PROMPT:
Pick out the lines below that contain the string "Display" and copy them all.

===== RECORD EXTRACTS =====

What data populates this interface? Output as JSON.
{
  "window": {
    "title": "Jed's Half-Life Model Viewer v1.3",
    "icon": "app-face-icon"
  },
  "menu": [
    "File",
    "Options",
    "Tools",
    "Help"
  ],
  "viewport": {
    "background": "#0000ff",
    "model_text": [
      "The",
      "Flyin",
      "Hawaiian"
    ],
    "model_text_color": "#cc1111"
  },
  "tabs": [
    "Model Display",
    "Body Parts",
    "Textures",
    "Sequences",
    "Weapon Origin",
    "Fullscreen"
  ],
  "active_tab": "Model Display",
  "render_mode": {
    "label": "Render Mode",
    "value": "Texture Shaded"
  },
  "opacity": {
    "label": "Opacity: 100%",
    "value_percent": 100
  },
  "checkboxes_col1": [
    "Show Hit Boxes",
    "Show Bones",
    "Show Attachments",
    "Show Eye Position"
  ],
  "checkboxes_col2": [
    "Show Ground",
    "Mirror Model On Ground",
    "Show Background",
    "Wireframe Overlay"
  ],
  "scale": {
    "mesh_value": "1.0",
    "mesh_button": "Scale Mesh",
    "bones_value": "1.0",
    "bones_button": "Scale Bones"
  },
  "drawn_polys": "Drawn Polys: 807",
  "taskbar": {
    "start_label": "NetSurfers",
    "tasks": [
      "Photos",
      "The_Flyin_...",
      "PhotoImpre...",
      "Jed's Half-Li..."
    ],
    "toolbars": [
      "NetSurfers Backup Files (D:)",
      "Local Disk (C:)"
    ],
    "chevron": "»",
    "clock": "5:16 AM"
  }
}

=====
===== RECORD EXTRACTS =====

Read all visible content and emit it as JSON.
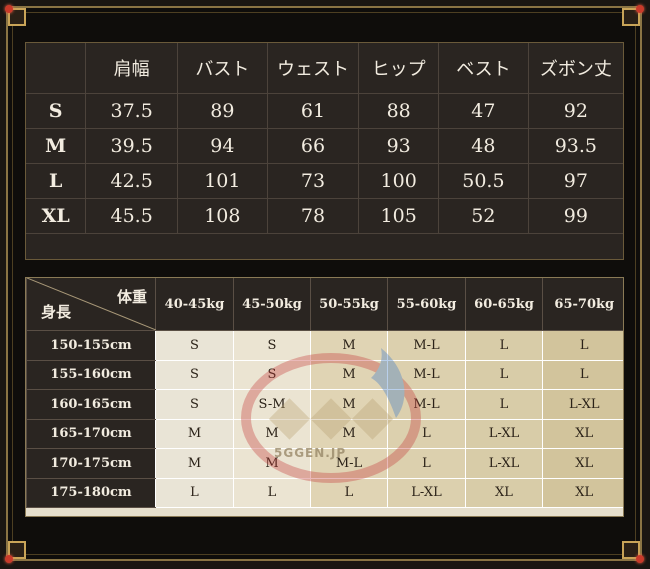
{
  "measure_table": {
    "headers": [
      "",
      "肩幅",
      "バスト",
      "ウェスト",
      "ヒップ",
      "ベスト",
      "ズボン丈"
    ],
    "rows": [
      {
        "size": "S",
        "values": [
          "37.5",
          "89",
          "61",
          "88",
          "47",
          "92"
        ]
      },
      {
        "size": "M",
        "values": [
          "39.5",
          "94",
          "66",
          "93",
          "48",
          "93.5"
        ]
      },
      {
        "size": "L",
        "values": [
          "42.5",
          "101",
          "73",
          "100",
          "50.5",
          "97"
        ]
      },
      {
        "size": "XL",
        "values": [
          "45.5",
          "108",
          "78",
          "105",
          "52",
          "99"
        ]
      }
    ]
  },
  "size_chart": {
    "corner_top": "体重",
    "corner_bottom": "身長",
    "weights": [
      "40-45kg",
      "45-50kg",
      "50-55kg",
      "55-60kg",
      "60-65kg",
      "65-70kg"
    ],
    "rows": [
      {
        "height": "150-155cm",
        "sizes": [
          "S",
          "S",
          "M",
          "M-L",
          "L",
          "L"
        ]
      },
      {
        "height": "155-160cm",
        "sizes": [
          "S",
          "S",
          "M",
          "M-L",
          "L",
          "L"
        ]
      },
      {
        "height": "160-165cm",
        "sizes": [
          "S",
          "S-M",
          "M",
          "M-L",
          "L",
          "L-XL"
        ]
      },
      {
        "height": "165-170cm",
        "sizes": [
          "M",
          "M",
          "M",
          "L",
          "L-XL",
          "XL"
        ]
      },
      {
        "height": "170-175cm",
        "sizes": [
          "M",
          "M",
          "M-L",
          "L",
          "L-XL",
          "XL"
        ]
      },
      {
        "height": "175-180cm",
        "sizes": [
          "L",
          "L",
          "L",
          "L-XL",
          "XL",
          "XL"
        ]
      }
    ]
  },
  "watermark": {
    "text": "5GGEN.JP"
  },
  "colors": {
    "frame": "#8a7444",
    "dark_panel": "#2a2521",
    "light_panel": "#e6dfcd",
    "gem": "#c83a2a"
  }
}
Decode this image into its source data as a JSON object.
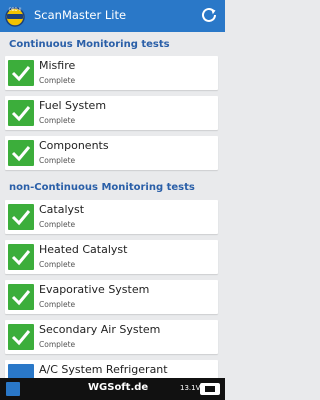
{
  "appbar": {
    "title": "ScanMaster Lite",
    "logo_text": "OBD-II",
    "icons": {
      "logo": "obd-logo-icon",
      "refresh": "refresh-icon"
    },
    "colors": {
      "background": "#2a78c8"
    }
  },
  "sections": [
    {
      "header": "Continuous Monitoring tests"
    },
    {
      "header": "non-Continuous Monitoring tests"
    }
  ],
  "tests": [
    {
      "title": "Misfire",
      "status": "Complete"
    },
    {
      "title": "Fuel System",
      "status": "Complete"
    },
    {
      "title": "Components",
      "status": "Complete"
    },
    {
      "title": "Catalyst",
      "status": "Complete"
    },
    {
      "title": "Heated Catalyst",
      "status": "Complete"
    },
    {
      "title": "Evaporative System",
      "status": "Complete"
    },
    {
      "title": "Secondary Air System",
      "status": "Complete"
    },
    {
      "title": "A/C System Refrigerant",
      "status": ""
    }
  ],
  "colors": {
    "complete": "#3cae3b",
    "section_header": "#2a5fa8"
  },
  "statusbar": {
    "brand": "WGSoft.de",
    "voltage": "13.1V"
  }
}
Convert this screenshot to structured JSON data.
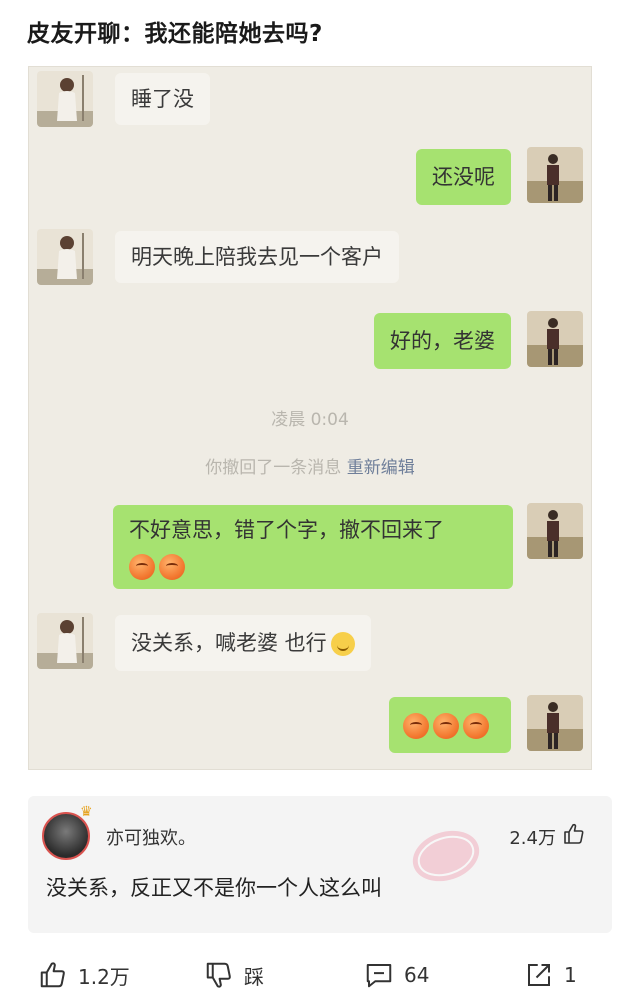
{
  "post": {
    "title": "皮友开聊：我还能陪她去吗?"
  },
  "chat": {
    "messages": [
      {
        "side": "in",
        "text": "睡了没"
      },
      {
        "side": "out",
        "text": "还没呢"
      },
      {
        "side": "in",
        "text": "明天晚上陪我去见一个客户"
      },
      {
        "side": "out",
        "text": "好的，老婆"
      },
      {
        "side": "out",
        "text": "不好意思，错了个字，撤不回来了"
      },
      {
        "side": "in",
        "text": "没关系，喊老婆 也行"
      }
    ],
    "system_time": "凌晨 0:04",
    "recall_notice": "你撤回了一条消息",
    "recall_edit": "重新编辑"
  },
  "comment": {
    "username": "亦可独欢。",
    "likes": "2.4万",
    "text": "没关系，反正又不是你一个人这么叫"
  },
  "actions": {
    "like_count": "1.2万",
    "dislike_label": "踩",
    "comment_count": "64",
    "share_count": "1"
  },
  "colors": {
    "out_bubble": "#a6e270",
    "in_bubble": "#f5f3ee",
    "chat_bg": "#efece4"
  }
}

=====
===== RECORD EXTRACTS =====

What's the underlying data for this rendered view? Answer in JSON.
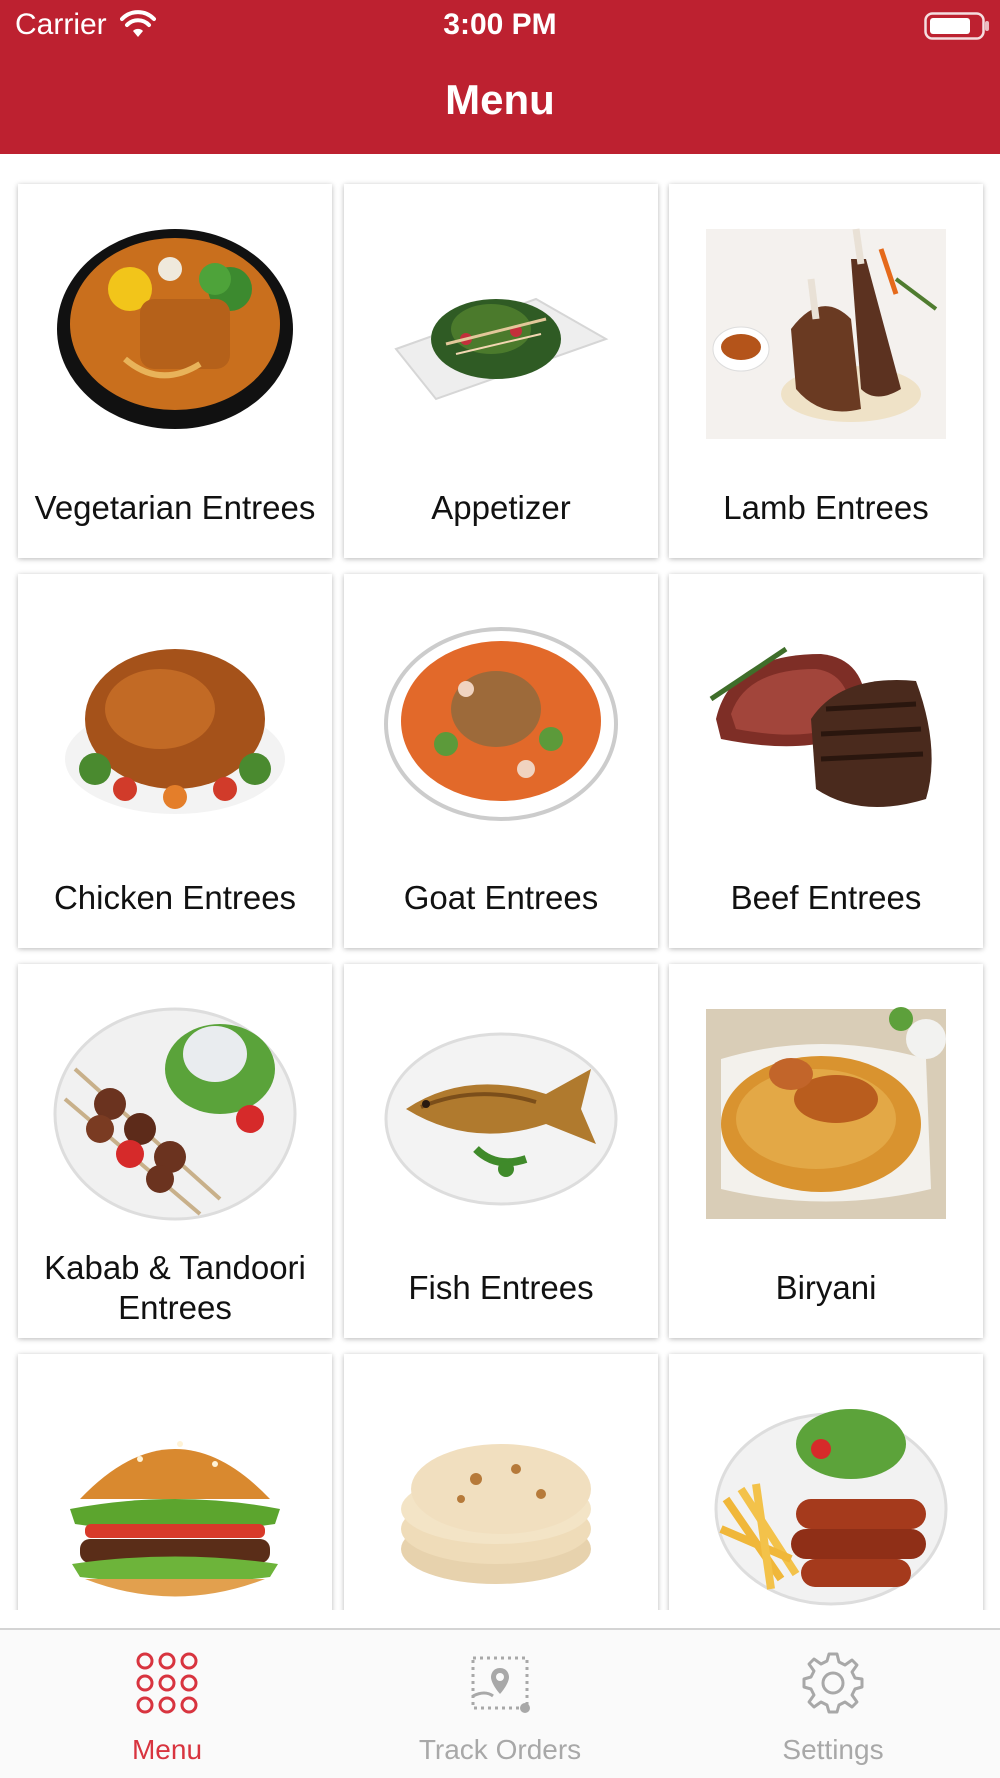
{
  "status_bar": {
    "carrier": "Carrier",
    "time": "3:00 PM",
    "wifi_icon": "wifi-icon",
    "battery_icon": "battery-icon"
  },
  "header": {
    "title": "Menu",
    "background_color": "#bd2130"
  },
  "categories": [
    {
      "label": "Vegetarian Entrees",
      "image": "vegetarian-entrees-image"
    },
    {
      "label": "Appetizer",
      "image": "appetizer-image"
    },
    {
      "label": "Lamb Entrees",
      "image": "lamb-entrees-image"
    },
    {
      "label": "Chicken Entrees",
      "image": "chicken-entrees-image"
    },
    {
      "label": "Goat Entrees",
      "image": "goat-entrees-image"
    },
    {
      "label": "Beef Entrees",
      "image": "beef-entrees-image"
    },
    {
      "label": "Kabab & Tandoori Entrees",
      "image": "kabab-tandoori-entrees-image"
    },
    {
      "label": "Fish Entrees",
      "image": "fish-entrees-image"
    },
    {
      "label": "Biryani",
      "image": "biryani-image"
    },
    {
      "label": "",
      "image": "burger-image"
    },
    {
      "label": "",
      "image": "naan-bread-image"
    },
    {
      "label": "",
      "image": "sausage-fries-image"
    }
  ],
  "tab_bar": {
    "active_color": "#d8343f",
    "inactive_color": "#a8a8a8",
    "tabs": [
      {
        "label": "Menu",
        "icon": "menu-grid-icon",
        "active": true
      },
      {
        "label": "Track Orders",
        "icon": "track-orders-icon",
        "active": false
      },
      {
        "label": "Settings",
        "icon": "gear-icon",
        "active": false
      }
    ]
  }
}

=====

RESULT FOR THIS EXERCISE:
    "Model Display",
  "active_tab": "Model Display",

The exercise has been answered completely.